> [WHAT YOU NEED TO DO] Write out all the entries word for word and omit any pictures.

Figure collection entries
--- begin ---
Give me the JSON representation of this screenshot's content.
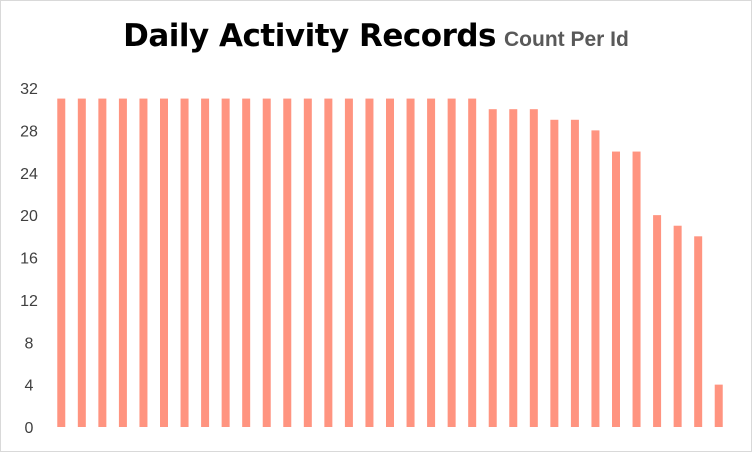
{
  "chart_data": {
    "type": "bar",
    "title": "Daily Activity Records",
    "subtitle": "Count Per Id",
    "xlabel": "",
    "ylabel": "",
    "ylim": [
      0,
      32
    ],
    "yticks": [
      "0",
      "4",
      "8",
      "12",
      "16",
      "20",
      "24",
      "28",
      "32"
    ],
    "grid": false,
    "legend": "none",
    "bar_color": "#FF9480",
    "values": [
      31,
      31,
      31,
      31,
      31,
      31,
      31,
      31,
      31,
      31,
      31,
      31,
      31,
      31,
      31,
      31,
      31,
      31,
      31,
      31,
      31,
      30,
      30,
      30,
      29,
      29,
      28,
      26,
      26,
      20,
      19,
      18,
      4
    ]
  }
}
--- end ---
> [WORKED ANSWER]
Give me the JSON representation of this screenshot's content.
{
  "chart_data": {
    "type": "bar",
    "title": "Daily Activity Records",
    "subtitle": "Count Per Id",
    "xlabel": "",
    "ylabel": "",
    "ylim": [
      0,
      32
    ],
    "yticks": [
      "0",
      "4",
      "8",
      "12",
      "16",
      "20",
      "24",
      "28",
      "32"
    ],
    "grid": false,
    "legend": "none",
    "bar_color": "#FF9480",
    "values": [
      31,
      31,
      31,
      31,
      31,
      31,
      31,
      31,
      31,
      31,
      31,
      31,
      31,
      31,
      31,
      31,
      31,
      31,
      31,
      31,
      31,
      30,
      30,
      30,
      29,
      29,
      28,
      26,
      26,
      20,
      19,
      18,
      4
    ]
  }
}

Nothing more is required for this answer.